PROBLEM TO WORK ON
Quote the data below in full, please, without altering anything.

__________________________________________________

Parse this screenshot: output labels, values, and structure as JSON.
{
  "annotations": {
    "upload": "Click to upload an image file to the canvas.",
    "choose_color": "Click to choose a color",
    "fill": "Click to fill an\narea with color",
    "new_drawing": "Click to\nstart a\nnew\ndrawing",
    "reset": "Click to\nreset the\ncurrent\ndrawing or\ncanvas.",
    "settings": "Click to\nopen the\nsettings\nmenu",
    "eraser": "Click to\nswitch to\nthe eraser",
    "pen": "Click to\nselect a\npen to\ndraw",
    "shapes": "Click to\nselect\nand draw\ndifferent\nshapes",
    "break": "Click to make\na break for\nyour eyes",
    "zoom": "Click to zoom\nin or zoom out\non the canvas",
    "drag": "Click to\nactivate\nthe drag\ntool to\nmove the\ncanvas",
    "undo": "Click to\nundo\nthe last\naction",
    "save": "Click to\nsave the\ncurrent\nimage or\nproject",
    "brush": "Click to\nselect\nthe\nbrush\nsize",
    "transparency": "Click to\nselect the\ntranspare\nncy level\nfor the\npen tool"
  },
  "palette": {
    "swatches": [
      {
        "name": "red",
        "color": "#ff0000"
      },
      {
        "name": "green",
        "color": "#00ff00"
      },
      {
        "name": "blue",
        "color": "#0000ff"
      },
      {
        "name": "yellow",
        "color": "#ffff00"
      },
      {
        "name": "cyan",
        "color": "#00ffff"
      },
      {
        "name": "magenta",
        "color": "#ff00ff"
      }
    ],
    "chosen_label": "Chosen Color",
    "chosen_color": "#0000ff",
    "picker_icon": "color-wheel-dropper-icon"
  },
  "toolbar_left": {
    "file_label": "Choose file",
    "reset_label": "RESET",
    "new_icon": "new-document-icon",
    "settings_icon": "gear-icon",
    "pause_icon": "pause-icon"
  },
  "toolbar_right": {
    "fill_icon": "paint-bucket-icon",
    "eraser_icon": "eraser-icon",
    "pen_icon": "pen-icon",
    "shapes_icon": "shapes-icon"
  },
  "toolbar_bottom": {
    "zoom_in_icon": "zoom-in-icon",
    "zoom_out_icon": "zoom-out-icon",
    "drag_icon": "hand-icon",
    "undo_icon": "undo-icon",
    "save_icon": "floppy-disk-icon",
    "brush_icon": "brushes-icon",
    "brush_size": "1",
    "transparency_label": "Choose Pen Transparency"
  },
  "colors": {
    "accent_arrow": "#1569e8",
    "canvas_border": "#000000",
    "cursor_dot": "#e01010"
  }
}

__________________________________________________

FINISHED ANSWER
Parse this screenshot: output labels, values, and structure as JSON.
{
  "annotations": {
    "upload": "Click to upload an image file to the canvas.",
    "choose_color": "Click to choose a color",
    "fill": "Click to fill an\narea with color",
    "new_drawing": "Click to\nstart a\nnew\ndrawing",
    "reset": "Click to\nreset the\ncurrent\ndrawing or\ncanvas.",
    "settings": "Click to\nopen the\nsettings\nmenu",
    "eraser": "Click to\nswitch to\nthe eraser",
    "pen": "Click to\nselect a\npen to\ndraw",
    "shapes": "Click to\nselect\nand draw\ndifferent\nshapes",
    "break": "Click to make\na break for\nyour eyes",
    "zoom": "Click to zoom\nin or zoom out\non the canvas",
    "drag": "Click to\nactivate\nthe drag\ntool to\nmove the\ncanvas",
    "undo": "Click to\nundo\nthe last\naction",
    "save": "Click to\nsave the\ncurrent\nimage or\nproject",
    "brush": "Click to\nselect\nthe\nbrush\nsize",
    "transparency": "Click to\nselect the\ntranspare\nncy level\nfor the\npen tool"
  },
  "palette": {
    "swatches": [
      {
        "name": "red",
        "color": "#ff0000"
      },
      {
        "name": "green",
        "color": "#00ff00"
      },
      {
        "name": "blue",
        "color": "#0000ff"
      },
      {
        "name": "yellow",
        "color": "#ffff00"
      },
      {
        "name": "cyan",
        "color": "#00ffff"
      },
      {
        "name": "magenta",
        "color": "#ff00ff"
      }
    ],
    "chosen_label": "Chosen Color",
    "chosen_color": "#0000ff",
    "picker_icon": "color-wheel-dropper-icon"
  },
  "toolbar_left": {
    "file_label": "Choose file",
    "reset_label": "RESET",
    "new_icon": "new-document-icon",
    "settings_icon": "gear-icon",
    "pause_icon": "pause-icon"
  },
  "toolbar_right": {
    "fill_icon": "paint-bucket-icon",
    "eraser_icon": "eraser-icon",
    "pen_icon": "pen-icon",
    "shapes_icon": "shapes-icon"
  },
  "toolbar_bottom": {
    "zoom_in_icon": "zoom-in-icon",
    "zoom_out_icon": "zoom-out-icon",
    "drag_icon": "hand-icon",
    "undo_icon": "undo-icon",
    "save_icon": "floppy-disk-icon",
    "brush_icon": "brushes-icon",
    "brush_size": "1",
    "transparency_label": "Choose Pen Transparency"
  },
  "colors": {
    "accent_arrow": "#1569e8",
    "canvas_border": "#000000",
    "cursor_dot": "#e01010"
  }
}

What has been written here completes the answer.